*OBJECTIVE*:
Scan the data below for the string "Indian". Show every line where it turns up.
■ ■ ■
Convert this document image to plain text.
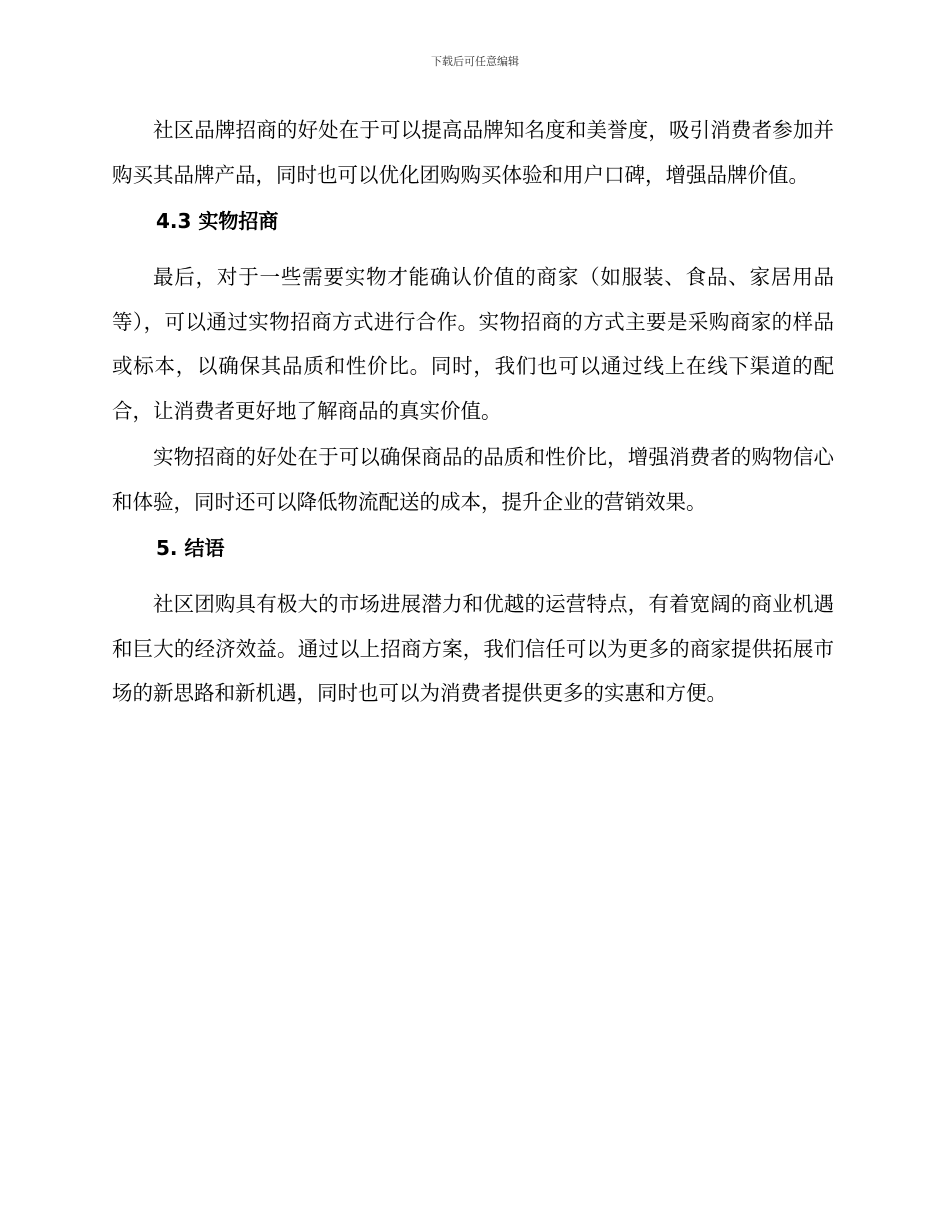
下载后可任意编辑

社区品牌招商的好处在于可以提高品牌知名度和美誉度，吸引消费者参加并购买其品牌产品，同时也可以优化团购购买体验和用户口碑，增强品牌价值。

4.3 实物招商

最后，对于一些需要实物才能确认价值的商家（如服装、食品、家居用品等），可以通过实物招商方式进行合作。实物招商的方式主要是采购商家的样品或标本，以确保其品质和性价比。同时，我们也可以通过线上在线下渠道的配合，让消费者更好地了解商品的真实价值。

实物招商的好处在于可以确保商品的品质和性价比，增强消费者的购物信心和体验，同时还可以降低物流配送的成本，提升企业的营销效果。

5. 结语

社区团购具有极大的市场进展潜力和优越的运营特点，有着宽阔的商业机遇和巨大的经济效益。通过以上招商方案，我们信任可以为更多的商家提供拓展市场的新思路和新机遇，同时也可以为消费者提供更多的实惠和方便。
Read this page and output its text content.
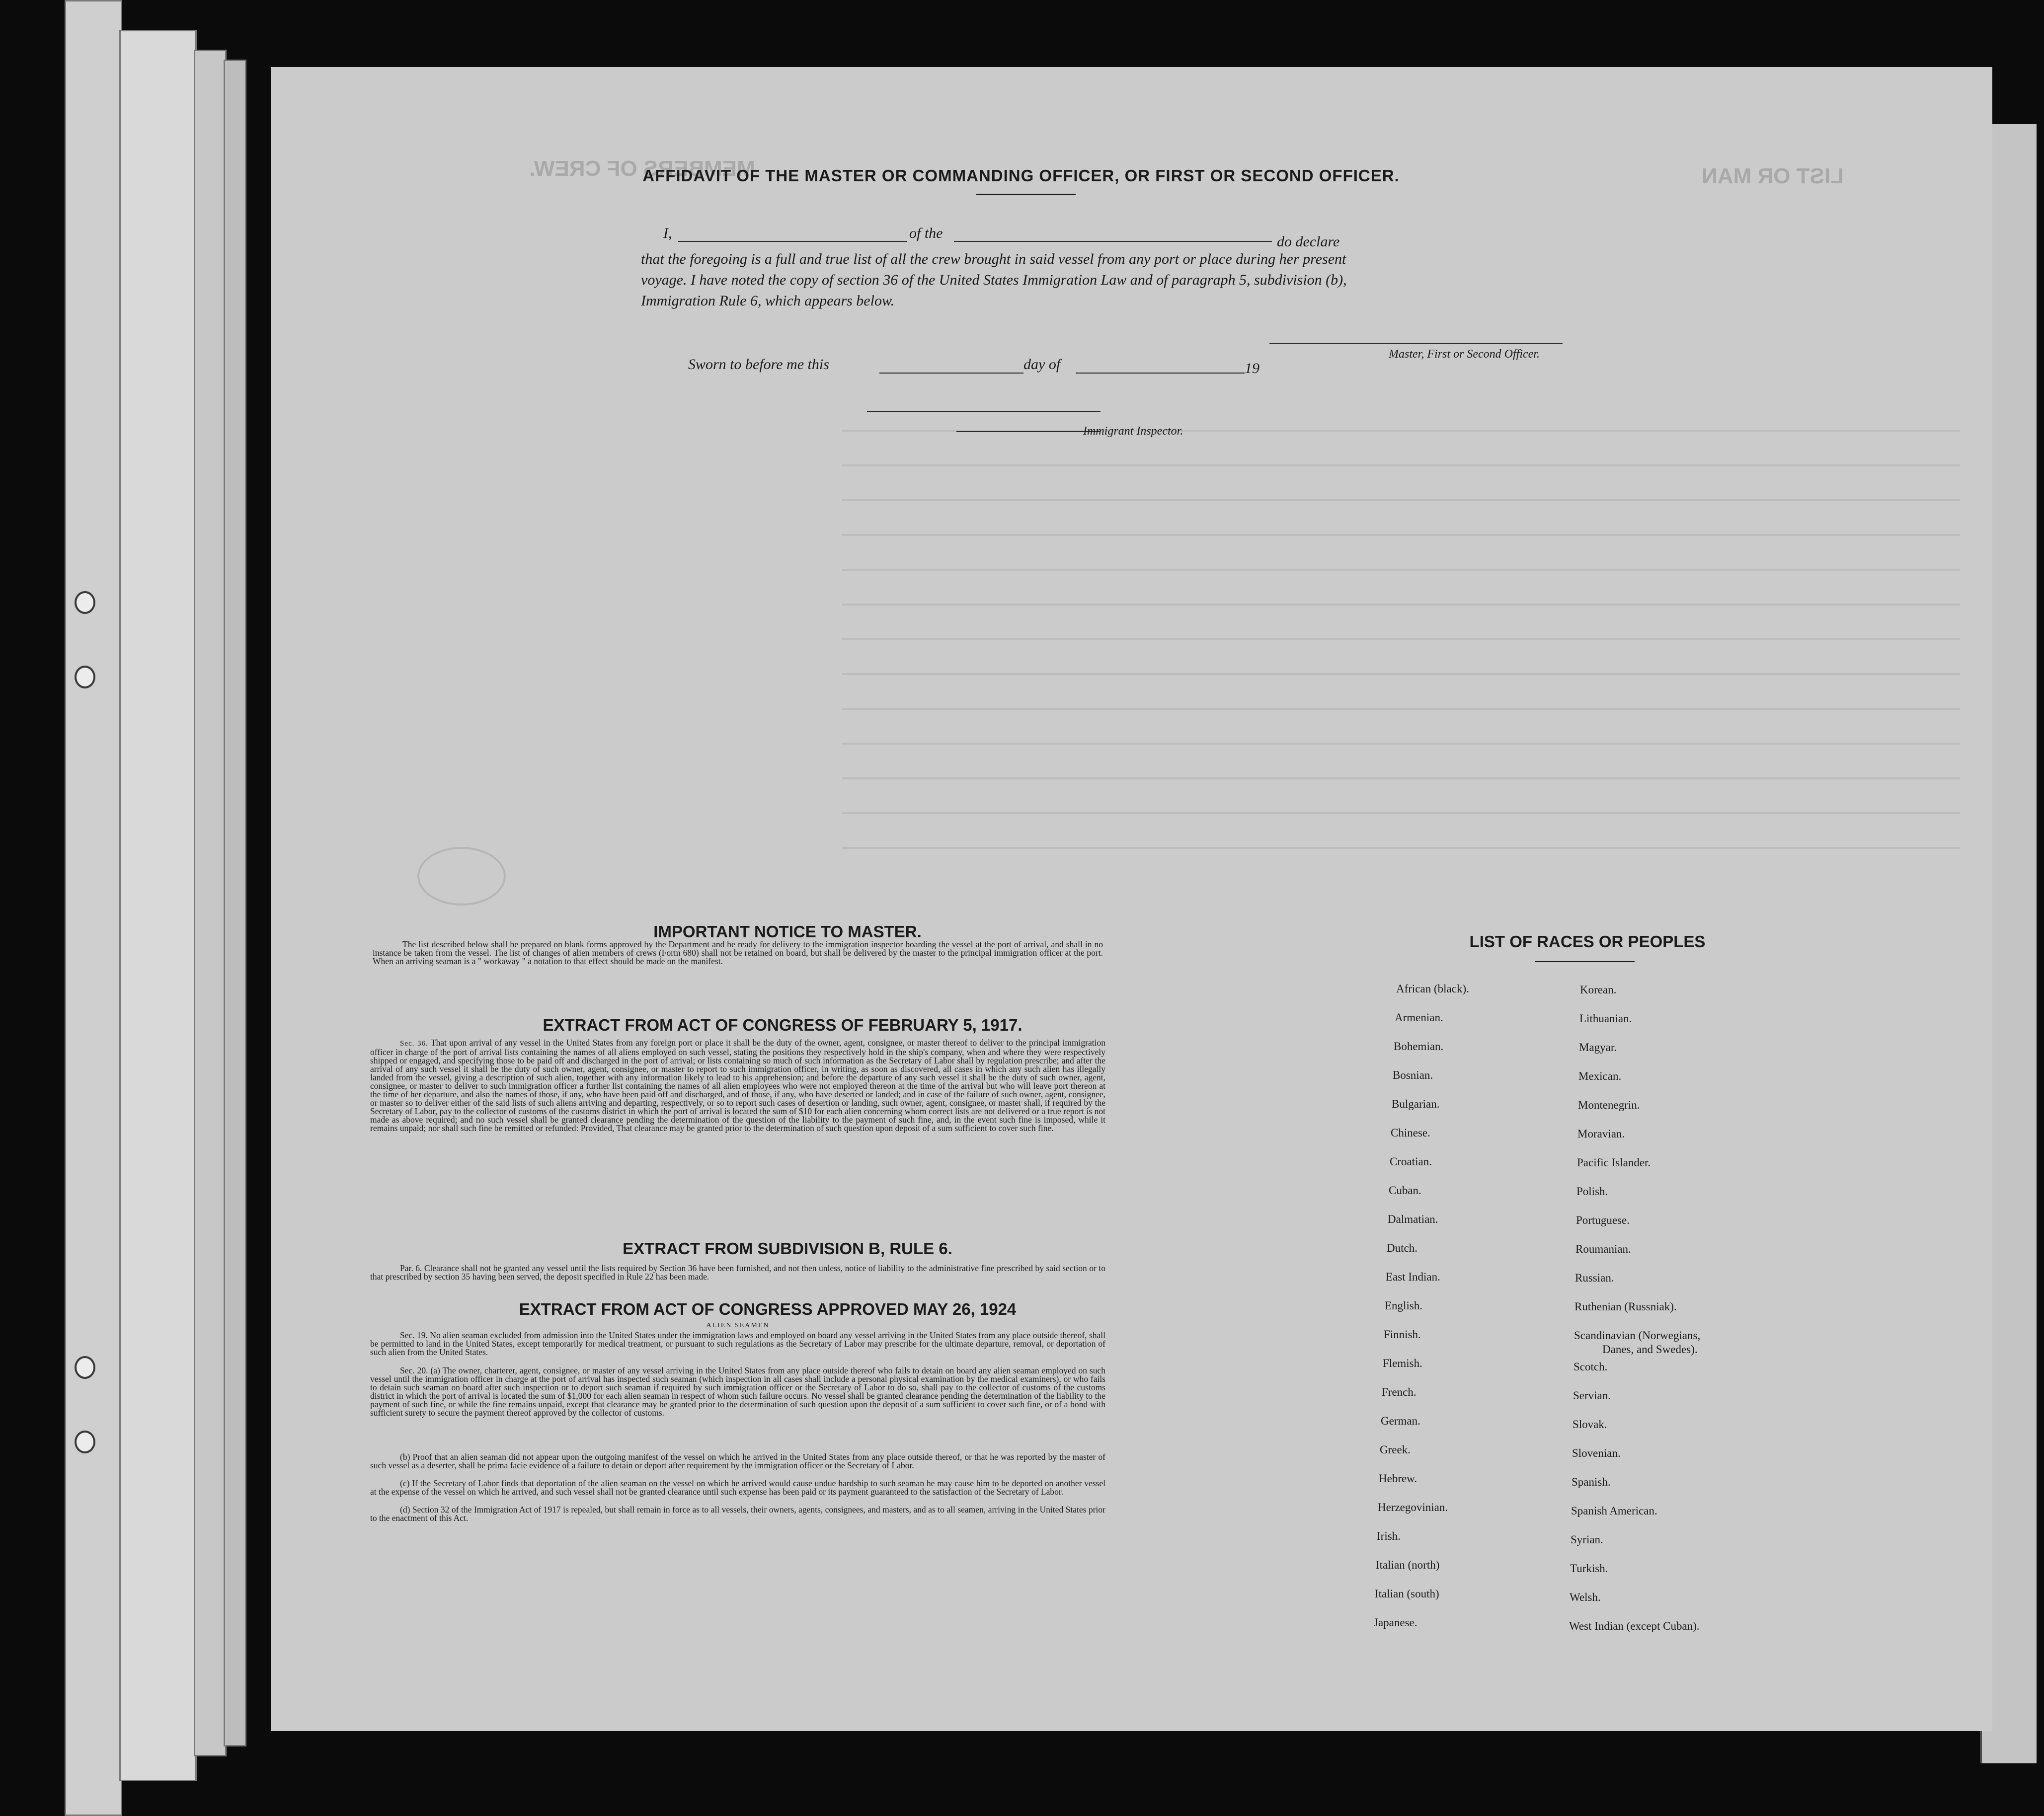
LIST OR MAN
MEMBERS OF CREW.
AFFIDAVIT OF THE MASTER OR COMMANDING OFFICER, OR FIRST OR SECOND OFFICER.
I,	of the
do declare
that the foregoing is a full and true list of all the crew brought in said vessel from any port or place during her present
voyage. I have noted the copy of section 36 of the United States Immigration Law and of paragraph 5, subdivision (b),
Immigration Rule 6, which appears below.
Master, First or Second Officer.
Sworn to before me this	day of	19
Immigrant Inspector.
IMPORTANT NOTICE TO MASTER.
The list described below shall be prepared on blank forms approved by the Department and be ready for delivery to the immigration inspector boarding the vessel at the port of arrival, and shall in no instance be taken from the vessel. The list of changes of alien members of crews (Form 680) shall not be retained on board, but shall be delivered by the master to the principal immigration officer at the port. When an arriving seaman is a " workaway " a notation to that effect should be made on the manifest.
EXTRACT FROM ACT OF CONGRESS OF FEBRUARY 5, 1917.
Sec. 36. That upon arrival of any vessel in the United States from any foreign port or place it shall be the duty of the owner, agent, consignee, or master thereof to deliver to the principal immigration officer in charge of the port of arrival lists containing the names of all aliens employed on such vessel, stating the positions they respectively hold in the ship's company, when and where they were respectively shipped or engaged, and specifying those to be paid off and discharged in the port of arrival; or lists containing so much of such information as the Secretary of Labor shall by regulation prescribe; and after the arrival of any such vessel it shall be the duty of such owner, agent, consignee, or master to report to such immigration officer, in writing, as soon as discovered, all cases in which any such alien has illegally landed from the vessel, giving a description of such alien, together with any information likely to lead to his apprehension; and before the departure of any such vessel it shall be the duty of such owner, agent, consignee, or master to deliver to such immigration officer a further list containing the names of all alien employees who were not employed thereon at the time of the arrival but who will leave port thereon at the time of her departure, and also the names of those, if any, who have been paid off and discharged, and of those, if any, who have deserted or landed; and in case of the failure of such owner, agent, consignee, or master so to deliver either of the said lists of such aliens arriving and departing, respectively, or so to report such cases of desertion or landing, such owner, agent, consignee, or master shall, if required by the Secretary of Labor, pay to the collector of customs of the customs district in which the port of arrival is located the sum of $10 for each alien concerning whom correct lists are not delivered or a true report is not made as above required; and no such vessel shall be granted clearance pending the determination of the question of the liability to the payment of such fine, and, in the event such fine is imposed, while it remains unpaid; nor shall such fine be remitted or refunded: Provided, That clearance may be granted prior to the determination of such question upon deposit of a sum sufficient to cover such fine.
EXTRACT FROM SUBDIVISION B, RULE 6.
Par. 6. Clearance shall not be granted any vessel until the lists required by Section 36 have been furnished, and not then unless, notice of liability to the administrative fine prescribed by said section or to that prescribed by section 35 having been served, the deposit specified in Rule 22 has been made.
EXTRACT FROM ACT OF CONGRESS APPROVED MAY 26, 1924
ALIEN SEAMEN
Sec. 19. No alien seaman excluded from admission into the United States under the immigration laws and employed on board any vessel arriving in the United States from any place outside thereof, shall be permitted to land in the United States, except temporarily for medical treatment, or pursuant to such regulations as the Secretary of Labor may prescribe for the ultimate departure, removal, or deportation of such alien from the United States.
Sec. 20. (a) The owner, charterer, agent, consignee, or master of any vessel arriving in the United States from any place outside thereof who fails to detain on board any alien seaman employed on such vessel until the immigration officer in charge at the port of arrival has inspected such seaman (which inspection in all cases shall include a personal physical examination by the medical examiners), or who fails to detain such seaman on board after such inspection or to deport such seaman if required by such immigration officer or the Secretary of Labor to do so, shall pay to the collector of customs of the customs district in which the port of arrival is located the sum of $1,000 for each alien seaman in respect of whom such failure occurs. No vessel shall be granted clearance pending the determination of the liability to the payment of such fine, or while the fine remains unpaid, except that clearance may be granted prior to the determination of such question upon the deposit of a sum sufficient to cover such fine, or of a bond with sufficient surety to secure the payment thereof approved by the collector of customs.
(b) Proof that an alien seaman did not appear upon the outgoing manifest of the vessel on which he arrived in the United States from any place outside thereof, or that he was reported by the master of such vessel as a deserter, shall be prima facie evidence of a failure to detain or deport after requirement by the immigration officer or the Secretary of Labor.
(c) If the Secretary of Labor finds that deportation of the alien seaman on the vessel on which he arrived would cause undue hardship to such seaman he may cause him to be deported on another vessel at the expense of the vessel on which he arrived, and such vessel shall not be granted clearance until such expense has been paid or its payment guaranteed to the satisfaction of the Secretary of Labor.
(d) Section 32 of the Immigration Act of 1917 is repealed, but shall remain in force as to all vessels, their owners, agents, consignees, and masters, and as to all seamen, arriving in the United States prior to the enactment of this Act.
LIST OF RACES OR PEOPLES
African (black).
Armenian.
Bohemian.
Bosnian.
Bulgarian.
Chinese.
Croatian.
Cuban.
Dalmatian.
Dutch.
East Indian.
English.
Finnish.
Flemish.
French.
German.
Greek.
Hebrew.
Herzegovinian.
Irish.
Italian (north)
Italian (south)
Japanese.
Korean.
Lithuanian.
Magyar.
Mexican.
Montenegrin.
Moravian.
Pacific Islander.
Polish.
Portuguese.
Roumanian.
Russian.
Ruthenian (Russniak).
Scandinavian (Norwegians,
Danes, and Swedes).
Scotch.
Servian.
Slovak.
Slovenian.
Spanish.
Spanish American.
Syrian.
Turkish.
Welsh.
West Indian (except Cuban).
■ ■ ■
*RESULT OF THE EXERCISE*:
East Indian.
West Indian (except Cuban).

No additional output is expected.